**QUOTED TEXT:**
--- start ---

An International Space Station school contact has been planned with participants at Des Cardinaux School, Sainte-Rose, Laval, Quebec, Canada on 26 Mar. The event is scheduled to begin at approximately 13:13 UTC. The duration of the contact is approximately 9 minutes and 30 seconds. The contact will be a telebridge between NA1SS and K6DUE. The contact should be audible over the east coast of the U.S. Interested parties are invited to listen in on the 145.80 MHz downlink. The contact is expected to be conducted in French.



 

Our school is located in the Sainte-Rose, Laval. Our school is a French primary school which includes preschool students in the second year of the third cycle. It has approximately 580 students. Cedrick brought the idea of the ARISS contact; it is a privilege for the students and the teachers to have this opportunity to talk with a Canadian astronaut that is commanding the ISS. It is in those times you realize that there are no dreams that are impossible to reach, you just need to find your way.

 

 

 

Participants will ask as many of the following questions (translated) as time allows: 

 

1.   How do you stay connected to various social networks like Twitter and 

     facebook?

2.   Are you communication with your family through radio amator and what are 

     the call sign for the Space?

3.   From space, do you see signs that Spring season is coming? If so what 

     are they?

4.   Why during a stay in space Astronauts grow a few inches and how come 
     they get back their original height when they are back on Earth?

5.   In a «normal» business, an employee is entitled to Sick days and can 

     stay home. What do you do in these cases and what would happens in case 

     of serious illness when you are on the International Space Station?

6.   Why materials are especially white inside and outside the space station?

7.   How do you create innovations technologies in the ISS?

8.   Where do you find the electricity in the ISS?

9.   In the case of a satellite failure which communicate to the station and 

     Earth, and there would be a meteorite that seems to happen in one of 

     your tracks, how could you communicate and how could you change you 

     trajectory?

10.  Did you ever hesitate on your career choice and consider doing something 

     else? What motivated you to pursue your path and to persevere?

11.  Do you see the Earth turning on itself?

12.  How many astronauts can stay in the ISS at the same time?

13.  Did you see other planets in the space?

--- end ---

**PROBLEMS TO SOLVE:**
1) In the ISS school contact notice, on what frequency can listeners tune in to the downlink?
2) Copy, word for word, everything in the ISS school contact notice from "else? What motivated" down to "in the space?".
3) Add the next part of the ISS school contact notice, picking up after its final line.

**ITEMS:**
--- start ---

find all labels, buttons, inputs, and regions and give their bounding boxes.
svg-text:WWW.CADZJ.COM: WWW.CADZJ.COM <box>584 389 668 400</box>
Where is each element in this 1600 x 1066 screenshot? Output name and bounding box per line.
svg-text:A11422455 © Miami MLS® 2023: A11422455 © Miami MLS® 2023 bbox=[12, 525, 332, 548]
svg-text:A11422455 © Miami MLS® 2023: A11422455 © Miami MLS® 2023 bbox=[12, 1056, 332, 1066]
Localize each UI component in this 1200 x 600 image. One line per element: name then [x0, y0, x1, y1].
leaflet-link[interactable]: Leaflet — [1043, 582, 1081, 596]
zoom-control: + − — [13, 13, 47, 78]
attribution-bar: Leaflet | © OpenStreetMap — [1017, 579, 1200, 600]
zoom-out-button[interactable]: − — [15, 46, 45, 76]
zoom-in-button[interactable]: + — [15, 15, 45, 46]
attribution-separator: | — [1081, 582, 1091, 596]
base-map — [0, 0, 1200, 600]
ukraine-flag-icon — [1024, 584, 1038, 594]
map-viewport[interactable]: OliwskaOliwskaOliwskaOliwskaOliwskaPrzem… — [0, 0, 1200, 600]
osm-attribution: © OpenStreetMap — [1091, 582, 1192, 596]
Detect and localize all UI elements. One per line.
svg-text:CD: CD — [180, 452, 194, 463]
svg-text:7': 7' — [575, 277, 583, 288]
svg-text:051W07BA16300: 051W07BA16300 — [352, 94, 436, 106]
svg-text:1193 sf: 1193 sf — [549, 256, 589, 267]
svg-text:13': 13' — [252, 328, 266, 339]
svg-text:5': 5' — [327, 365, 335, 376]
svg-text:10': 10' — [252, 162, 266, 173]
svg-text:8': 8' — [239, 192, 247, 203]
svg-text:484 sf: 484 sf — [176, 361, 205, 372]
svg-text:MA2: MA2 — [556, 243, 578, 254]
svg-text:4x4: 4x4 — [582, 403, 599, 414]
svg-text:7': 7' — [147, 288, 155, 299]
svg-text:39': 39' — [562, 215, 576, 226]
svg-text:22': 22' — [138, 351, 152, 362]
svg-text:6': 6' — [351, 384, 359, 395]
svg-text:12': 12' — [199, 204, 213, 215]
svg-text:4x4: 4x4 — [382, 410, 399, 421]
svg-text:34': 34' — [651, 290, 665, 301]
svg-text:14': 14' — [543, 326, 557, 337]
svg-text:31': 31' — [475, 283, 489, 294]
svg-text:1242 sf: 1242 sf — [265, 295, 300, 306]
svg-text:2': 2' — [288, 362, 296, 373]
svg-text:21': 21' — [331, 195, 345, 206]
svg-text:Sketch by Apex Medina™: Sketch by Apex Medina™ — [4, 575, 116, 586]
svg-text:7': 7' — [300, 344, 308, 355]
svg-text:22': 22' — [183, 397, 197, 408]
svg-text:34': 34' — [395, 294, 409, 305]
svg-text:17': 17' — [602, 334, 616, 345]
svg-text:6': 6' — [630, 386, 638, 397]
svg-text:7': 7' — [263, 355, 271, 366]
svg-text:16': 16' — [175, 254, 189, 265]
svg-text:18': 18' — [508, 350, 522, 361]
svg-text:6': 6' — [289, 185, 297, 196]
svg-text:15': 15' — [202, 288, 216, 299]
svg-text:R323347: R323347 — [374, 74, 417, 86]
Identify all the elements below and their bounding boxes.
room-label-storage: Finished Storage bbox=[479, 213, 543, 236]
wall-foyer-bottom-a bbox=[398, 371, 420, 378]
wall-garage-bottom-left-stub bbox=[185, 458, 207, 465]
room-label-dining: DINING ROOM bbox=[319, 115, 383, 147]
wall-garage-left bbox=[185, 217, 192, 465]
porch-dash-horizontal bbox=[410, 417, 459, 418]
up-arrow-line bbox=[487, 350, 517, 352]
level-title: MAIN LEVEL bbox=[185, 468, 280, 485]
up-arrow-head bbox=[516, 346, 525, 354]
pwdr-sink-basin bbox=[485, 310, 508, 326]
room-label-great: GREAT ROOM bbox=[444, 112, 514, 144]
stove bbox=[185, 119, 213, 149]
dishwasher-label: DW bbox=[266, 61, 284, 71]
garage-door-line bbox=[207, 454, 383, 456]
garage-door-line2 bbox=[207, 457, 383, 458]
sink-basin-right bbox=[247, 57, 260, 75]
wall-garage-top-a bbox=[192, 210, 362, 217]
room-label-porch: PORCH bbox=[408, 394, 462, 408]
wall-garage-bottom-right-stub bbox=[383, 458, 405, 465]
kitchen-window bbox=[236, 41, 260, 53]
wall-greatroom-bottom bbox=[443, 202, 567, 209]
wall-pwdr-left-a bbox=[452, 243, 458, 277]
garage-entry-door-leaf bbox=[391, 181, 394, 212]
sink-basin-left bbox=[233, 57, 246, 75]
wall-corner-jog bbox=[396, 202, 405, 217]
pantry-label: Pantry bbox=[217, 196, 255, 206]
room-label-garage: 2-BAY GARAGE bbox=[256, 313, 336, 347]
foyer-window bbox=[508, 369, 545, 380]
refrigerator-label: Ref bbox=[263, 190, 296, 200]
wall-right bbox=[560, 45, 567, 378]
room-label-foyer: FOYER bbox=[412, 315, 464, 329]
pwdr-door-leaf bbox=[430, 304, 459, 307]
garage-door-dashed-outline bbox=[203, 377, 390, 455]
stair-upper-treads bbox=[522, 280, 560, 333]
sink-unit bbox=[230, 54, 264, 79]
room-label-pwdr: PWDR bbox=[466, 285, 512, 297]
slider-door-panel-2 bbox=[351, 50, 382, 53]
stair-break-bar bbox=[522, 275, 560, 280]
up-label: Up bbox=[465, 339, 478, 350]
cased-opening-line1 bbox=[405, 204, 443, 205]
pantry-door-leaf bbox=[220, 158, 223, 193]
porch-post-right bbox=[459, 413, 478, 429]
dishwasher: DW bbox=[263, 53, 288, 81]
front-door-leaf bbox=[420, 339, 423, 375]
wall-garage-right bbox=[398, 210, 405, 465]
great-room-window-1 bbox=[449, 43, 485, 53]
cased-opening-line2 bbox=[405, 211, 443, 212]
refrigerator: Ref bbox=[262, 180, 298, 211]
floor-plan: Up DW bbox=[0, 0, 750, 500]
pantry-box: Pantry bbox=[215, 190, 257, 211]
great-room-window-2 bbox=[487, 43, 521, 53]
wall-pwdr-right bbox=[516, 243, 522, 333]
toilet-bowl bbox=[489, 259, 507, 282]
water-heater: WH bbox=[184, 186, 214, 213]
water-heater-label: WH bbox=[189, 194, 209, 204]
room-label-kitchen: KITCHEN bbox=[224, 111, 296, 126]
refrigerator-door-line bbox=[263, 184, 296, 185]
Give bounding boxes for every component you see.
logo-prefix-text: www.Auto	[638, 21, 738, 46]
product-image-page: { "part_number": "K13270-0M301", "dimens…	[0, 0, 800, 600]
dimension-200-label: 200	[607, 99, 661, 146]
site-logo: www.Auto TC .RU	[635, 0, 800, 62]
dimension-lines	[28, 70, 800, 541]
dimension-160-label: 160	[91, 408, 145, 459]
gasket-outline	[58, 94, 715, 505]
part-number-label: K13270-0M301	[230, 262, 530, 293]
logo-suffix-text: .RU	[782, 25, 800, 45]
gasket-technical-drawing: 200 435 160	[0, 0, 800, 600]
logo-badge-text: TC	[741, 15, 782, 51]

--- end ---

**EXPECTED RESPONSES:**
1) 145.80 MHz

2)
else? What motivated you to pursue your path and to persevere?

11.  Do you see the Earth turning on itself?

12.  How many astronauts can stay in the ISS at the same time?

13.  Did you see other planets in the space?

3)
14.  What are your main responsibilities aboard the spacecraft for this 

     mission?

15.  Here we see the changes in the spring season in nature, is there also 

     season on other planets?

16.  What do you eat in space?

17.  Did you see the meteorite that fall in Russia?

18.  Several technological innovation have been discovers or improved during 

     missions. According to you, which one up to now has been having the most 

     impact on our daily lives?

19.  We understand that becoming an astronaut is demanding and require 

     sacrifice to reach dreams. Have you had to leave out aspects of your 

     personal life to achieve your goal? 

20.  In the spaceship, there are Astronauts from many countries where the 

     time is not the same. What time is it in the ISS and why?

21.  Who influence or encourage you to become an astronaut?

22.  How do you get rid of all the garbage? Do you throw them in space?

 

 

Information about the upcoming ARISS contacts can be obtained by subscribing to the SAREX maillist. To subscribe, go to http://www.amsat.org/amsat-new/tools/maillist/ and choose "How to Subscribe". 

 

Next planned event(s):

   

TBD

 

ARISS is an international educational outreach program partnering the participating space agencies, NASA, Russian Space Agency, ESA, CNES, JAXA, and CSA, with the AMSAT and IARU organizations from participating countries.

 

ARISS offers an opportunity for students to experience the excitement of Amateur Radio by talking directly with crewmembers on-board the International Space Station. Teachers, parents and communities see, first hand, how Amateur Radio and crewmembers on ISS can energize youngsters' interest in science, technology, and learning. Further information on the ARISS program is available on the website http://www.ariss.org/ (graciously hosted by the Radio Amateurs of Canada).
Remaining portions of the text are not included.